- _WHAT IS BEING ASKED_
Each line containing the word "Estimation" should be found and copied.

- _EXTRACTED RECORDS_
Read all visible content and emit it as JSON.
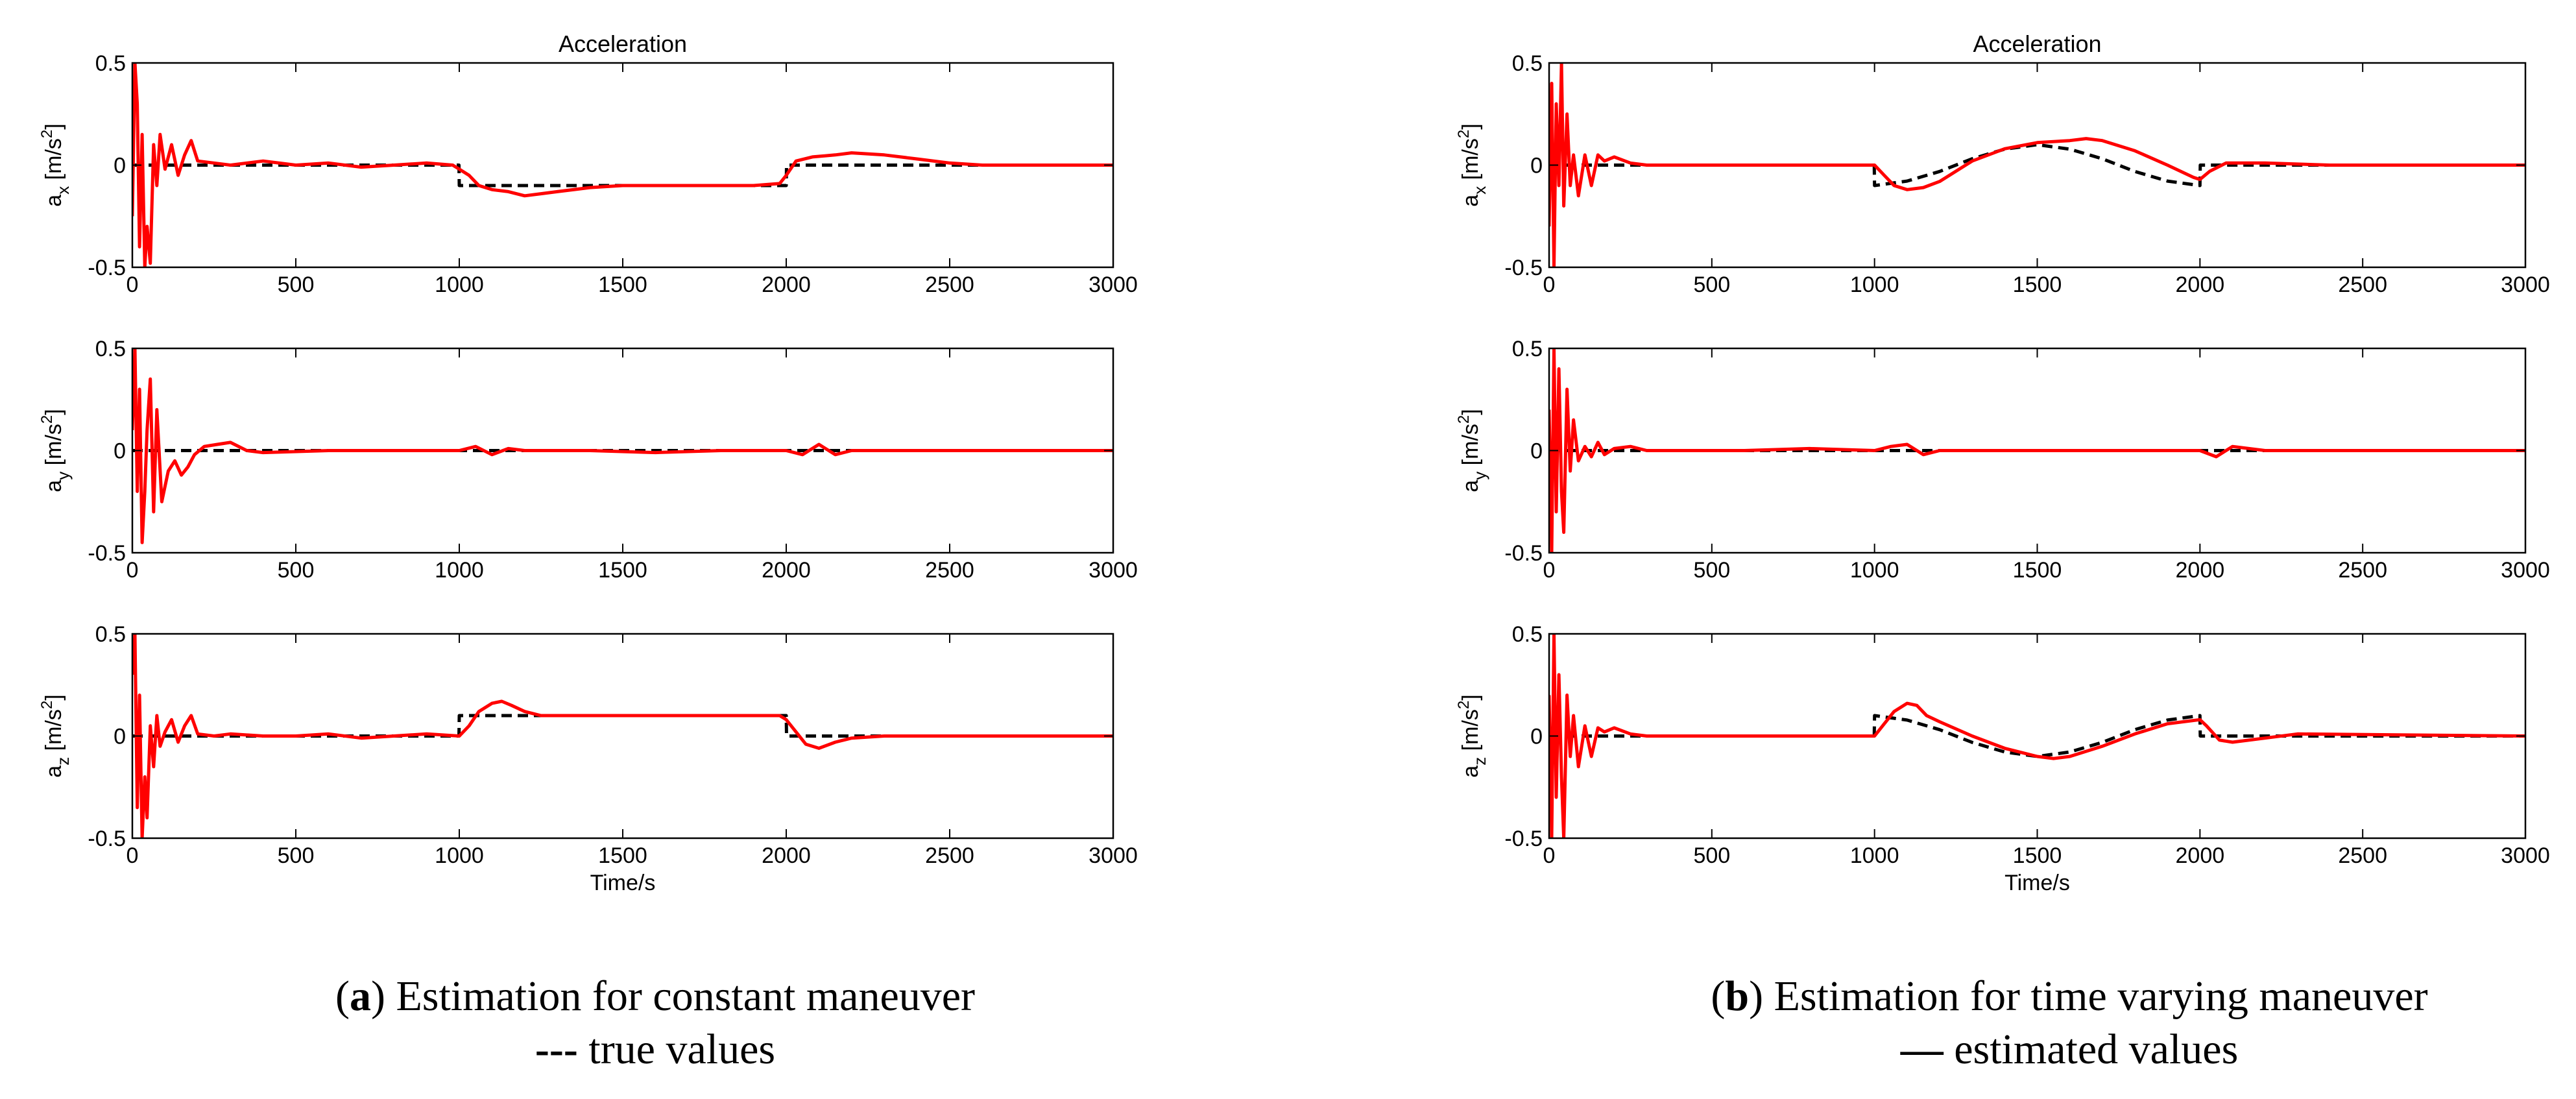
{
  "chart_data": [
    {
      "type": "line",
      "panel": "a",
      "title": "Acceleration",
      "xlabel": "Time/s",
      "xlim": [
        0,
        3000
      ],
      "xticks": [
        "0",
        "500",
        "1000",
        "1500",
        "2000",
        "2500",
        "3000"
      ],
      "subplots": [
        {
          "ylabel_main": "a",
          "ylabel_sub": "x",
          "ylabel_unit": " [m/s",
          "ylabel_sup": "2",
          "ylabel_end": "]",
          "ylim": [
            -0.5,
            0.5
          ],
          "yticks": [
            "0.5",
            "0",
            "-0.5"
          ],
          "series": [
            {
              "name": "true values",
              "style": "dashed",
              "color": "#000000",
              "x": [
                0,
                999,
                1000,
                2000,
                2001,
                3000
              ],
              "y": [
                0,
                0,
                -0.1,
                -0.1,
                0,
                0
              ]
            },
            {
              "name": "estimated values",
              "style": "solid",
              "color": "#ff0000",
              "x": [
                0,
                8,
                15,
                22,
                30,
                38,
                45,
                55,
                65,
                75,
                85,
                100,
                120,
                140,
                160,
                180,
                200,
                250,
                300,
                400,
                500,
                600,
                700,
                800,
                900,
                980,
                1000,
                1030,
                1060,
                1100,
                1150,
                1200,
                1250,
                1300,
                1400,
                1500,
                1600,
                1700,
                1800,
                1900,
                1980,
                2000,
                2030,
                2080,
                2150,
                2200,
                2300,
                2400,
                2500,
                2600,
                3000
              ],
              "y": [
                -0.25,
                0.5,
                0.3,
                -0.4,
                0.15,
                -0.5,
                -0.3,
                -0.48,
                0.1,
                -0.1,
                0.15,
                -0.02,
                0.1,
                -0.05,
                0.05,
                0.12,
                0.02,
                0.01,
                0,
                0.02,
                0,
                0.01,
                -0.01,
                0,
                0.01,
                0,
                -0.02,
                -0.05,
                -0.1,
                -0.12,
                -0.13,
                -0.15,
                -0.14,
                -0.13,
                -0.11,
                -0.1,
                -0.1,
                -0.1,
                -0.1,
                -0.1,
                -0.09,
                -0.05,
                0.02,
                0.04,
                0.05,
                0.06,
                0.05,
                0.03,
                0.01,
                0,
                0
              ]
            }
          ]
        },
        {
          "ylabel_main": "a",
          "ylabel_sub": "y",
          "ylabel_unit": " [m/s",
          "ylabel_sup": "2",
          "ylabel_end": "]",
          "ylim": [
            -0.5,
            0.5
          ],
          "yticks": [
            "0.5",
            "0",
            "-0.5"
          ],
          "series": [
            {
              "name": "true values",
              "style": "dashed",
              "color": "#000000",
              "x": [
                0,
                3000
              ],
              "y": [
                0,
                0
              ]
            },
            {
              "name": "estimated values",
              "style": "solid",
              "color": "#ff0000",
              "x": [
                0,
                8,
                15,
                22,
                30,
                38,
                45,
                55,
                65,
                75,
                90,
                110,
                130,
                150,
                170,
                190,
                220,
                260,
                300,
                350,
                400,
                600,
                800,
                1000,
                1050,
                1100,
                1150,
                1200,
                1400,
                1600,
                1800,
                2000,
                2050,
                2100,
                2150,
                2200,
                2400,
                3000
              ],
              "y": [
                0.1,
                0.5,
                -0.2,
                0.3,
                -0.45,
                -0.2,
                0.1,
                0.35,
                -0.3,
                0.2,
                -0.25,
                -0.1,
                -0.05,
                -0.12,
                -0.08,
                -0.02,
                0.02,
                0.03,
                0.04,
                0,
                -0.01,
                0,
                0,
                0,
                0.02,
                -0.02,
                0.01,
                0,
                0,
                -0.01,
                0,
                0,
                -0.02,
                0.03,
                -0.02,
                0,
                0,
                0
              ]
            }
          ]
        },
        {
          "ylabel_main": "a",
          "ylabel_sub": "z",
          "ylabel_unit": " [m/s",
          "ylabel_sup": "2",
          "ylabel_end": "]",
          "ylim": [
            -0.5,
            0.5
          ],
          "yticks": [
            "0.5",
            "0",
            "-0.5"
          ],
          "series": [
            {
              "name": "true values",
              "style": "dashed",
              "color": "#000000",
              "x": [
                0,
                999,
                1000,
                2000,
                2001,
                3000
              ],
              "y": [
                0,
                0,
                0.1,
                0.1,
                0,
                0
              ]
            },
            {
              "name": "estimated values",
              "style": "solid",
              "color": "#ff0000",
              "x": [
                0,
                8,
                15,
                22,
                30,
                38,
                45,
                55,
                65,
                75,
                85,
                100,
                120,
                140,
                160,
                180,
                200,
                250,
                300,
                400,
                500,
                600,
                700,
                800,
                900,
                1000,
                1030,
                1060,
                1100,
                1130,
                1160,
                1200,
                1250,
                1300,
                1400,
                1500,
                1700,
                1900,
                1980,
                2000,
                2030,
                2060,
                2100,
                2150,
                2200,
                2300,
                2400,
                3000
              ],
              "y": [
                0.3,
                0.5,
                -0.35,
                0.2,
                -0.5,
                -0.2,
                -0.4,
                0.05,
                -0.15,
                0.1,
                -0.05,
                0.02,
                0.08,
                -0.03,
                0.05,
                0.1,
                0.01,
                0,
                0.01,
                0,
                0,
                0.01,
                -0.01,
                0,
                0.01,
                0,
                0.05,
                0.12,
                0.16,
                0.17,
                0.15,
                0.12,
                0.1,
                0.1,
                0.1,
                0.1,
                0.1,
                0.1,
                0.1,
                0.08,
                0.02,
                -0.04,
                -0.06,
                -0.03,
                -0.01,
                0,
                0,
                0
              ]
            }
          ]
        }
      ]
    },
    {
      "type": "line",
      "panel": "b",
      "title": "Acceleration",
      "xlabel": "Time/s",
      "xlim": [
        0,
        3000
      ],
      "xticks": [
        "0",
        "500",
        "1000",
        "1500",
        "2000",
        "2500",
        "3000"
      ],
      "subplots": [
        {
          "ylabel_main": "a",
          "ylabel_sub": "x",
          "ylabel_unit": " [m/s",
          "ylabel_sup": "2",
          "ylabel_end": "]",
          "ylim": [
            -0.5,
            0.5
          ],
          "yticks": [
            "0.5",
            "0",
            "-0.5"
          ],
          "series": [
            {
              "name": "true values",
              "style": "dashed",
              "color": "#000000",
              "x": [
                0,
                999,
                1000,
                1100,
                1200,
                1300,
                1400,
                1500,
                1600,
                1700,
                1800,
                1900,
                2000,
                2001,
                3000
              ],
              "y": [
                0,
                0,
                -0.1,
                -0.078,
                -0.031,
                0.031,
                0.078,
                0.1,
                0.078,
                0.031,
                -0.031,
                -0.078,
                -0.1,
                0,
                0
              ]
            },
            {
              "name": "estimated values",
              "style": "solid",
              "color": "#ff0000",
              "x": [
                0,
                8,
                15,
                22,
                30,
                38,
                45,
                55,
                65,
                75,
                90,
                110,
                130,
                150,
                170,
                200,
                250,
                300,
                400,
                600,
                800,
                1000,
                1030,
                1060,
                1100,
                1150,
                1200,
                1300,
                1400,
                1500,
                1600,
                1650,
                1700,
                1800,
                1900,
                1980,
                2000,
                2030,
                2080,
                2200,
                2400,
                3000
              ],
              "y": [
                -0.3,
                0.4,
                -0.5,
                0.3,
                -0.1,
                0.5,
                -0.2,
                0.25,
                -0.1,
                0.05,
                -0.15,
                0.05,
                -0.1,
                0.05,
                0.02,
                0.04,
                0.01,
                0,
                0,
                0,
                0,
                0,
                -0.05,
                -0.1,
                -0.12,
                -0.11,
                -0.08,
                0.02,
                0.08,
                0.11,
                0.12,
                0.13,
                0.12,
                0.07,
                0.0,
                -0.06,
                -0.07,
                -0.03,
                0.01,
                0.01,
                0,
                0
              ]
            }
          ]
        },
        {
          "ylabel_main": "a",
          "ylabel_sub": "y",
          "ylabel_unit": " [m/s",
          "ylabel_sup": "2",
          "ylabel_end": "]",
          "ylim": [
            -0.5,
            0.5
          ],
          "yticks": [
            "0.5",
            "0",
            "-0.5"
          ],
          "series": [
            {
              "name": "true values",
              "style": "dashed",
              "color": "#000000",
              "x": [
                0,
                3000
              ],
              "y": [
                0,
                0
              ]
            },
            {
              "name": "estimated values",
              "style": "solid",
              "color": "#ff0000",
              "x": [
                0,
                8,
                15,
                22,
                30,
                38,
                45,
                55,
                65,
                75,
                90,
                110,
                130,
                150,
                170,
                200,
                250,
                300,
                400,
                600,
                800,
                1000,
                1050,
                1100,
                1150,
                1200,
                1400,
                1600,
                1800,
                2000,
                2050,
                2100,
                2200,
                2400,
                3000
              ],
              "y": [
                0.2,
                -0.5,
                0.5,
                -0.3,
                0.4,
                -0.2,
                -0.4,
                0.3,
                -0.1,
                0.15,
                -0.05,
                0.02,
                -0.03,
                0.04,
                -0.02,
                0.01,
                0.02,
                0,
                0,
                0,
                0.01,
                0,
                0.02,
                0.03,
                -0.02,
                0,
                0,
                0,
                0,
                0,
                -0.03,
                0.02,
                0,
                0,
                0
              ]
            }
          ]
        },
        {
          "ylabel_main": "a",
          "ylabel_sub": "z",
          "ylabel_unit": " [m/s",
          "ylabel_sup": "2",
          "ylabel_end": "]",
          "ylim": [
            -0.5,
            0.5
          ],
          "yticks": [
            "0.5",
            "0",
            "-0.5"
          ],
          "series": [
            {
              "name": "true values",
              "style": "dashed",
              "color": "#000000",
              "x": [
                0,
                999,
                1000,
                1100,
                1200,
                1300,
                1400,
                1500,
                1600,
                1700,
                1800,
                1900,
                2000,
                2001,
                3000
              ],
              "y": [
                0,
                0,
                0.1,
                0.078,
                0.031,
                -0.031,
                -0.078,
                -0.1,
                -0.078,
                -0.031,
                0.031,
                0.078,
                0.1,
                0,
                0
              ]
            },
            {
              "name": "estimated values",
              "style": "solid",
              "color": "#ff0000",
              "x": [
                0,
                8,
                15,
                22,
                30,
                38,
                45,
                55,
                65,
                75,
                90,
                110,
                130,
                150,
                170,
                200,
                250,
                300,
                400,
                600,
                800,
                1000,
                1030,
                1060,
                1100,
                1130,
                1160,
                1200,
                1300,
                1400,
                1500,
                1550,
                1600,
                1700,
                1800,
                1900,
                2000,
                2020,
                2060,
                2100,
                2200,
                2300,
                3000
              ],
              "y": [
                0.2,
                -0.5,
                0.5,
                -0.3,
                0.3,
                -0.2,
                -0.5,
                0.2,
                -0.1,
                0.1,
                -0.15,
                0.05,
                -0.1,
                0.04,
                0.02,
                0.04,
                0.01,
                0,
                0,
                0,
                0,
                0,
                0.06,
                0.12,
                0.16,
                0.15,
                0.1,
                0.07,
                0.0,
                -0.06,
                -0.1,
                -0.11,
                -0.1,
                -0.05,
                0.01,
                0.06,
                0.08,
                0.05,
                -0.02,
                -0.03,
                -0.01,
                0.01,
                0
              ]
            }
          ]
        }
      ]
    }
  ],
  "captions": [
    {
      "letter": "a",
      "text": " Estimation for constant maneuver",
      "legend_symbol": "---",
      "legend_text": " true values"
    },
    {
      "letter": "b",
      "text": " Estimation for time varying maneuver",
      "legend_symbol": "—",
      "legend_text": " estimated values"
    }
  ]
}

- _RESPONSE TO THE EXERCISE_
      "text": " Estimation for constant maneuver",
      "text": " Estimation for time varying maneuver",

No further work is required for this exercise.